- Records to use:
%%

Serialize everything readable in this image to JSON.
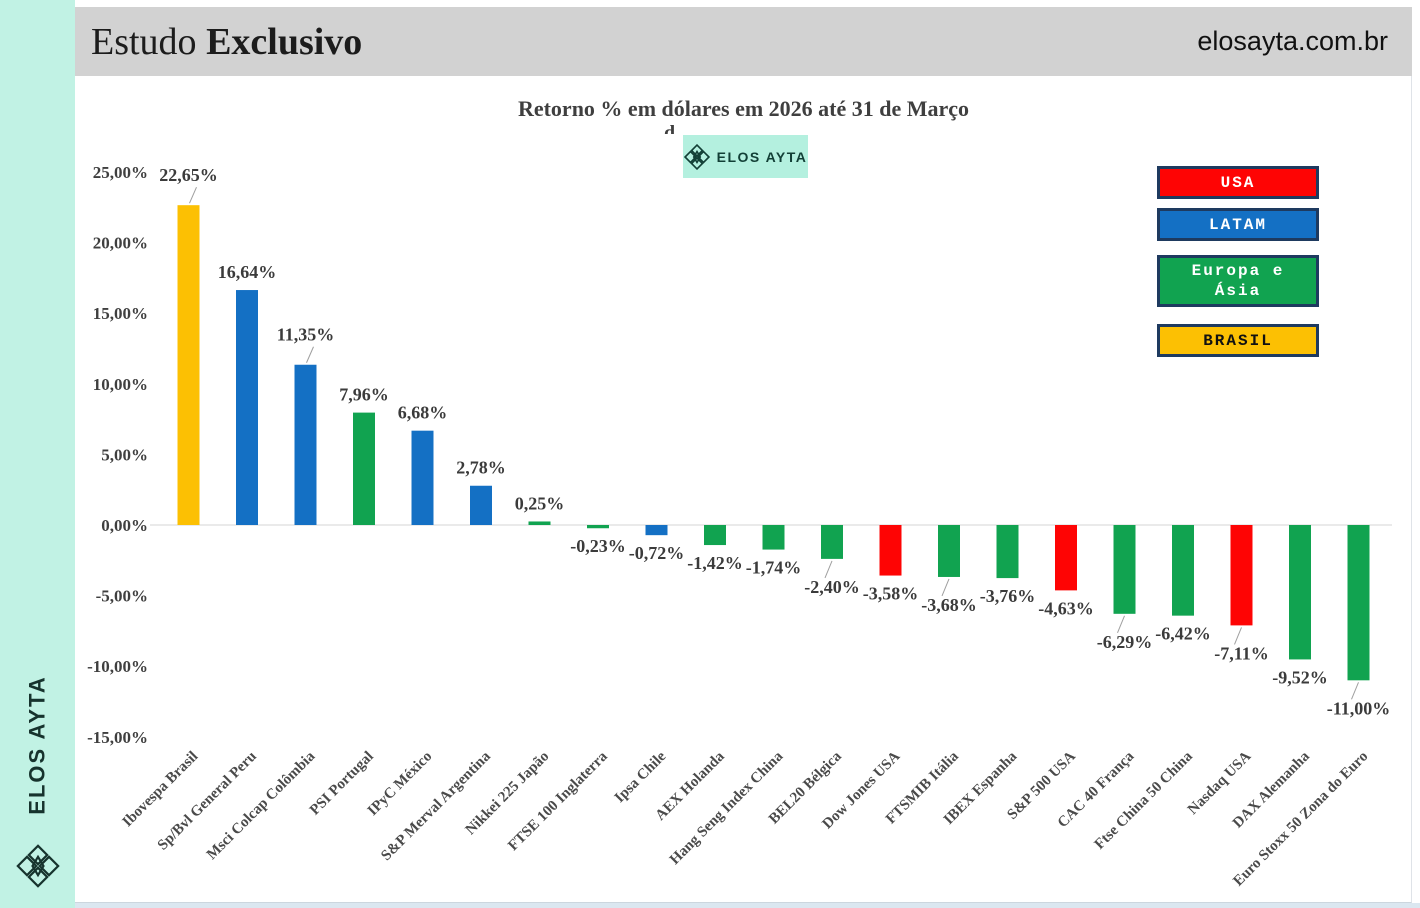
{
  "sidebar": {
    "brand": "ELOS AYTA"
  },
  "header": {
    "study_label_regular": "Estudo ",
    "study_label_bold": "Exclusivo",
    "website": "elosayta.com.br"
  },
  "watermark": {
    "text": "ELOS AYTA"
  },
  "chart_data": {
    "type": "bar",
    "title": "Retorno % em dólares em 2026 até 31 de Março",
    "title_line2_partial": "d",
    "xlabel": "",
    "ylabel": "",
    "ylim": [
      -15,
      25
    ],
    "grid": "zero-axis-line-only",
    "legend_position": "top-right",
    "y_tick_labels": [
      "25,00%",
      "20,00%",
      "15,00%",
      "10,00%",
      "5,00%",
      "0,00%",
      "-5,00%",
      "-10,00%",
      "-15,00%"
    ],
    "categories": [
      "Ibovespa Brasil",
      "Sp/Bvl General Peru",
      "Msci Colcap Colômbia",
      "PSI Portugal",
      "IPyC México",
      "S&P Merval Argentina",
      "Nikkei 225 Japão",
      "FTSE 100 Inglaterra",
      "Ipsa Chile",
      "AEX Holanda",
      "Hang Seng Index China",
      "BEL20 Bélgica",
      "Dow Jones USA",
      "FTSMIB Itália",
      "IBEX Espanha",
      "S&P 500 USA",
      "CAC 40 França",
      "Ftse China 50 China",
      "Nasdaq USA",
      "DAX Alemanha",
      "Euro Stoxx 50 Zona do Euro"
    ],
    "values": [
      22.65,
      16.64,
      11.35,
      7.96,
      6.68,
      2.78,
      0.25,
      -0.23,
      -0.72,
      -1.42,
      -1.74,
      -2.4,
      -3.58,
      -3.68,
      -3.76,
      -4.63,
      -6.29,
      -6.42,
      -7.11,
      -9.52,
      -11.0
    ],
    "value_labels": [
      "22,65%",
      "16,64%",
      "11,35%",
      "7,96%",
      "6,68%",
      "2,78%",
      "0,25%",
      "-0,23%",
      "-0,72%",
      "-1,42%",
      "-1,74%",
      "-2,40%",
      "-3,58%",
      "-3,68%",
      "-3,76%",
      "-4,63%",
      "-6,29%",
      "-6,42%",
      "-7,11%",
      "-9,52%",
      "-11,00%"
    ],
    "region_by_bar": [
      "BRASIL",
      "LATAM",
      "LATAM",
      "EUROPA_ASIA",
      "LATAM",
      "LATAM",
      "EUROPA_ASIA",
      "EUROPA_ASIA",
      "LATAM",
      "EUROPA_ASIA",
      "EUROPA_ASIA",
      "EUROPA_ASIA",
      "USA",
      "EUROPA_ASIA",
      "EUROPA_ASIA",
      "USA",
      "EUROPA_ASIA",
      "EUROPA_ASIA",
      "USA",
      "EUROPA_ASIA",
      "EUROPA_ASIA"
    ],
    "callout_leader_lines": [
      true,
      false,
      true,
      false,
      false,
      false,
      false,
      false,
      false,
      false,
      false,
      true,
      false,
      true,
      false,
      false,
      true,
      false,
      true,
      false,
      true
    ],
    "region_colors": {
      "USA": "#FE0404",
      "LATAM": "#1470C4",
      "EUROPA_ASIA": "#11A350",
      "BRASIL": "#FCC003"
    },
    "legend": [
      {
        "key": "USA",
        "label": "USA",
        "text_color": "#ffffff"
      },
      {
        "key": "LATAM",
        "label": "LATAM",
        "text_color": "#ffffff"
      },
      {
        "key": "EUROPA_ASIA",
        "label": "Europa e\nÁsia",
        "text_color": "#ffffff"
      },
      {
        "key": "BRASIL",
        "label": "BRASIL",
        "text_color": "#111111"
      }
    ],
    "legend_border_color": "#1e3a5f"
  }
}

%%

- Directions:
All the records need to be repeated exactly, with the images dropped.

- Task output:
Serialize everything readable in this image to JSON.
{
  "sidebar": {
    "brand": "ELOS AYTA"
  },
  "header": {
    "study_label_regular": "Estudo ",
    "study_label_bold": "Exclusivo",
    "website": "elosayta.com.br"
  },
  "watermark": {
    "text": "ELOS AYTA"
  },
  "chart_data": {
    "type": "bar",
    "title": "Retorno % em dólares em 2026 até 31 de Março",
    "title_line2_partial": "d",
    "xlabel": "",
    "ylabel": "",
    "ylim": [
      -15,
      25
    ],
    "grid": "zero-axis-line-only",
    "legend_position": "top-right",
    "y_tick_labels": [
      "25,00%",
      "20,00%",
      "15,00%",
      "10,00%",
      "5,00%",
      "0,00%",
      "-5,00%",
      "-10,00%",
      "-15,00%"
    ],
    "categories": [
      "Ibovespa Brasil",
      "Sp/Bvl General Peru",
      "Msci Colcap Colômbia",
      "PSI Portugal",
      "IPyC México",
      "S&P Merval Argentina",
      "Nikkei 225 Japão",
      "FTSE 100 Inglaterra",
      "Ipsa Chile",
      "AEX Holanda",
      "Hang Seng Index China",
      "BEL20 Bélgica",
      "Dow Jones USA",
      "FTSMIB Itália",
      "IBEX Espanha",
      "S&P 500 USA",
      "CAC 40 França",
      "Ftse China 50 China",
      "Nasdaq USA",
      "DAX Alemanha",
      "Euro Stoxx 50 Zona do Euro"
    ],
    "values": [
      22.65,
      16.64,
      11.35,
      7.96,
      6.68,
      2.78,
      0.25,
      -0.23,
      -0.72,
      -1.42,
      -1.74,
      -2.4,
      -3.58,
      -3.68,
      -3.76,
      -4.63,
      -6.29,
      -6.42,
      -7.11,
      -9.52,
      -11.0
    ],
    "value_labels": [
      "22,65%",
      "16,64%",
      "11,35%",
      "7,96%",
      "6,68%",
      "2,78%",
      "0,25%",
      "-0,23%",
      "-0,72%",
      "-1,42%",
      "-1,74%",
      "-2,40%",
      "-3,58%",
      "-3,68%",
      "-3,76%",
      "-4,63%",
      "-6,29%",
      "-6,42%",
      "-7,11%",
      "-9,52%",
      "-11,00%"
    ],
    "region_by_bar": [
      "BRASIL",
      "LATAM",
      "LATAM",
      "EUROPA_ASIA",
      "LATAM",
      "LATAM",
      "EUROPA_ASIA",
      "EUROPA_ASIA",
      "LATAM",
      "EUROPA_ASIA",
      "EUROPA_ASIA",
      "EUROPA_ASIA",
      "USA",
      "EUROPA_ASIA",
      "EUROPA_ASIA",
      "USA",
      "EUROPA_ASIA",
      "EUROPA_ASIA",
      "USA",
      "EUROPA_ASIA",
      "EUROPA_ASIA"
    ],
    "callout_leader_lines": [
      true,
      false,
      true,
      false,
      false,
      false,
      false,
      false,
      false,
      false,
      false,
      true,
      false,
      true,
      false,
      false,
      true,
      false,
      true,
      false,
      true
    ],
    "region_colors": {
      "USA": "#FE0404",
      "LATAM": "#1470C4",
      "EUROPA_ASIA": "#11A350",
      "BRASIL": "#FCC003"
    },
    "legend": [
      {
        "key": "USA",
        "label": "USA",
        "text_color": "#ffffff"
      },
      {
        "key": "LATAM",
        "label": "LATAM",
        "text_color": "#ffffff"
      },
      {
        "key": "EUROPA_ASIA",
        "label": "Europa e\nÁsia",
        "text_color": "#ffffff"
      },
      {
        "key": "BRASIL",
        "label": "BRASIL",
        "text_color": "#111111"
      }
    ],
    "legend_border_color": "#1e3a5f"
  }
}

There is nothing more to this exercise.